**EXTRACTED DATA:**
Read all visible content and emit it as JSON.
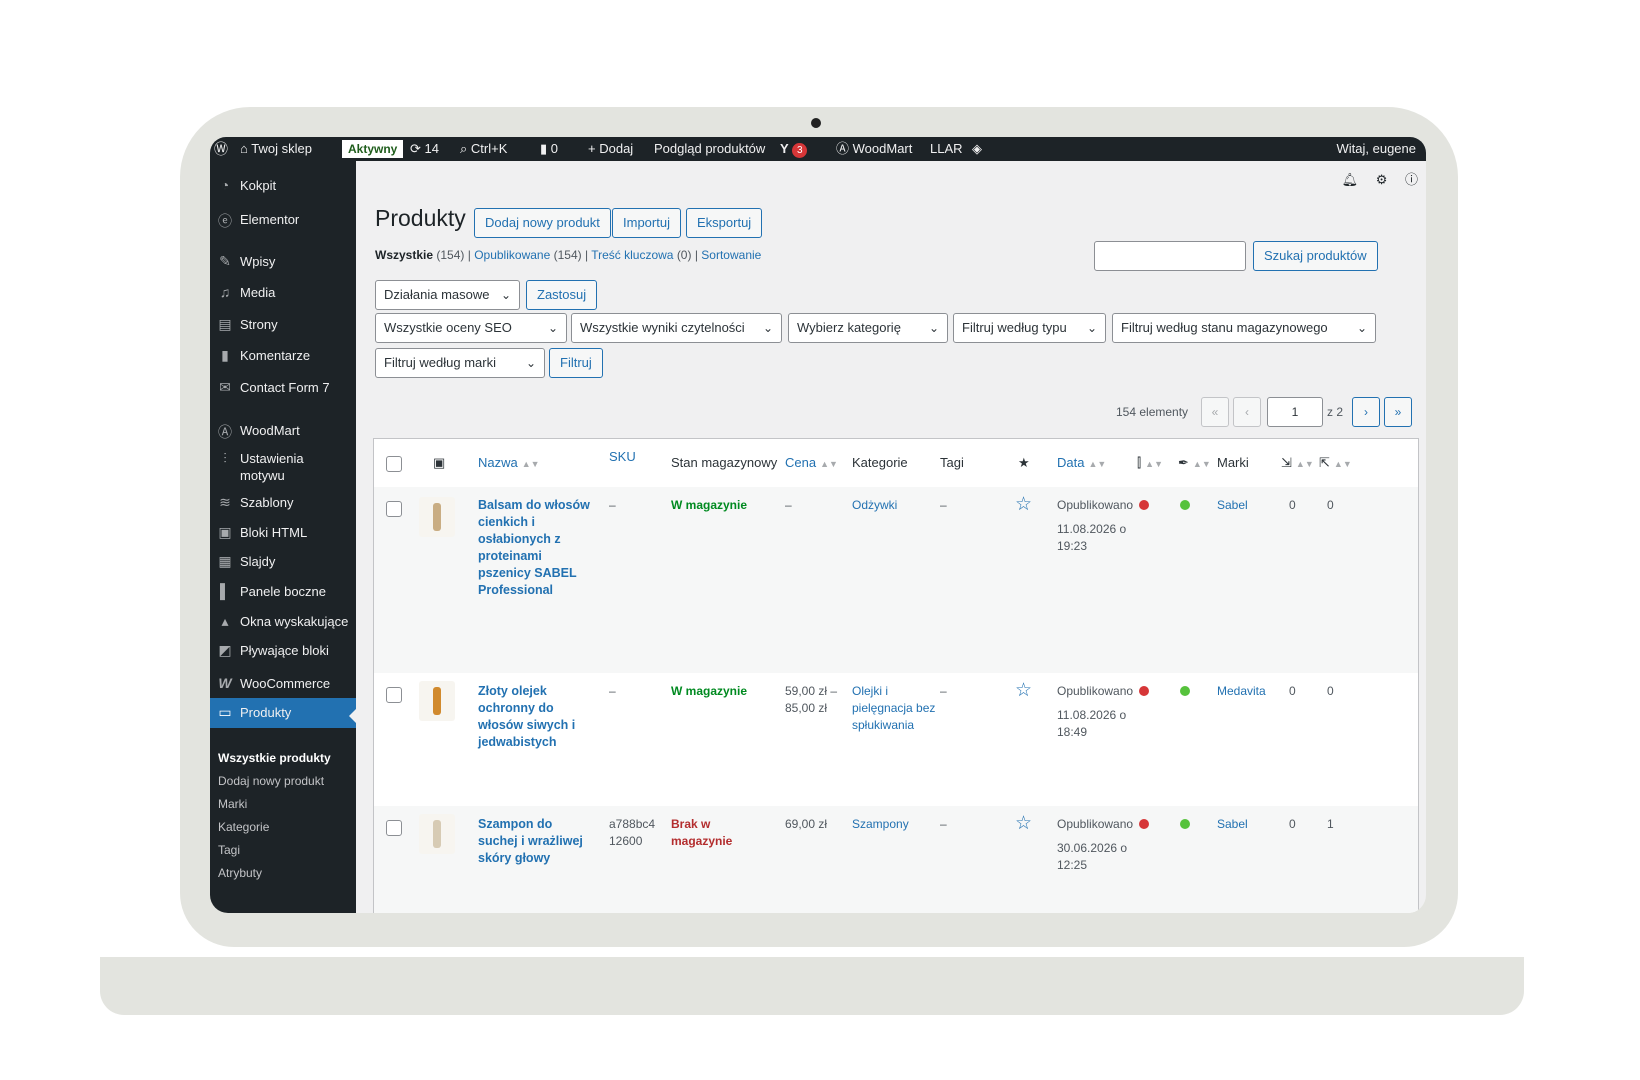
{
  "adminbar": {
    "site_name": "Twoj sklep",
    "status_badge": "Aktywny",
    "updates_count": "14",
    "search_shortcut": "Ctrl+K",
    "comments_count": "0",
    "add_label": "Dodaj",
    "preview_label": "Podgląd produktów",
    "yoast_count": "3",
    "woodmart_label": "WoodMart",
    "llar_label": "LLAR",
    "greeting": "Witaj, eugene"
  },
  "sidebar": {
    "items": [
      {
        "label": "Kokpit",
        "icon": "dashboard-icon"
      },
      {
        "label": "Elementor",
        "icon": "elementor-icon"
      },
      {
        "label": "Wpisy",
        "icon": "pin-icon"
      },
      {
        "label": "Media",
        "icon": "media-icon"
      },
      {
        "label": "Strony",
        "icon": "pages-icon"
      },
      {
        "label": "Komentarze",
        "icon": "comments-icon"
      },
      {
        "label": "Contact Form 7",
        "icon": "mail-icon"
      },
      {
        "label": "WoodMart",
        "icon": "woodmart-icon"
      },
      {
        "label": "Ustawienia motywu",
        "icon": "sliders-icon"
      },
      {
        "label": "Szablony",
        "icon": "layers-icon"
      },
      {
        "label": "Bloki HTML",
        "icon": "html-block-icon"
      },
      {
        "label": "Slajdy",
        "icon": "slides-icon"
      },
      {
        "label": "Panele boczne",
        "icon": "sidebar-panel-icon"
      },
      {
        "label": "Okna wyskakujące",
        "icon": "popup-icon"
      },
      {
        "label": "Pływające bloki",
        "icon": "floating-block-icon"
      },
      {
        "label": "WooCommerce",
        "icon": "woocommerce-icon"
      },
      {
        "label": "Produkty",
        "icon": "products-icon"
      }
    ],
    "submenu": [
      "Wszystkie produkty",
      "Dodaj nowy produkt",
      "Marki",
      "Kategorie",
      "Tagi",
      "Atrybuty"
    ]
  },
  "header": {
    "title": "Produkty",
    "add_new": "Dodaj nowy produkt",
    "import": "Importuj",
    "export": "Eksportuj"
  },
  "views": {
    "all": "Wszystkie",
    "all_count": "(154)",
    "published": "Opublikowane",
    "published_count": "(154)",
    "cornerstone": "Treść kluczowa",
    "cornerstone_count": "(0)",
    "sorting": "Sortowanie",
    "sep": "|"
  },
  "search": {
    "button": "Szukaj produktów",
    "value": ""
  },
  "filters": {
    "bulk_actions": "Działania masowe",
    "apply": "Zastosuj",
    "seo": "Wszystkie oceny SEO",
    "readability": "Wszystkie wyniki czytelności",
    "category": "Wybierz kategorię",
    "type": "Filtruj według typu",
    "stock": "Filtruj według stanu magazynowego",
    "brand": "Filtruj według marki",
    "filter_button": "Filtruj"
  },
  "pagination": {
    "count": "154 elementy",
    "first": "«",
    "prev": "‹",
    "current": "1",
    "of_total": "z 2",
    "next": "›",
    "last": "»"
  },
  "table": {
    "columns": {
      "name": "Nazwa",
      "sku": "SKU",
      "stock": "Stan magazynowy",
      "price": "Cena",
      "categories": "Kategorie",
      "tags": "Tagi",
      "date": "Data",
      "brands": "Marki"
    },
    "rows": [
      {
        "name": "Balsam do włosów cienkich i osłabionych z proteinami pszenicy SABEL Professional",
        "sku": "–",
        "stock": "W magazynie",
        "stock_status": "in",
        "price": "–",
        "categories": "Odżywki",
        "tags": "–",
        "status": "Opublikowano",
        "date": "11.08.2026 o 19:23",
        "seo_color": "#d63638",
        "readability_color": "#56c23c",
        "brand": "Sabel",
        "links_in": "0",
        "links_out": "0"
      },
      {
        "name": "Złoty olejek ochronny do włosów siwych i jedwabistych",
        "sku": "–",
        "stock": "W magazynie",
        "stock_status": "in",
        "price": "59,00 zł – 85,00 zł",
        "categories": "Olejki i pielęgnacja bez spłukiwania",
        "tags": "–",
        "status": "Opublikowano",
        "date": "11.08.2026 o 18:49",
        "seo_color": "#d63638",
        "readability_color": "#56c23c",
        "brand": "Medavita",
        "links_in": "0",
        "links_out": "0"
      },
      {
        "name": "Szampon do suchej i wrażliwej skóry głowy",
        "sku": "a788bc4 12600",
        "stock": "Brak w magazynie",
        "stock_status": "out",
        "price": "69,00 zł",
        "categories": "Szampony",
        "tags": "–",
        "status": "Opublikowano",
        "date": "30.06.2026 o 12:25",
        "seo_color": "#d63638",
        "readability_color": "#56c23c",
        "brand": "Sabel",
        "links_in": "0",
        "links_out": "1"
      }
    ]
  }
}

**EXERCISE GOAL:** Report back every line of the entries in which "Filtruj" occurs.

**ANSWER FOR THE TASK:**
    "type": "Filtruj według typu",
    "stock": "Filtruj według stanu magazynowego",
    "brand": "Filtruj według marki",
    "filter_button": "Filtruj"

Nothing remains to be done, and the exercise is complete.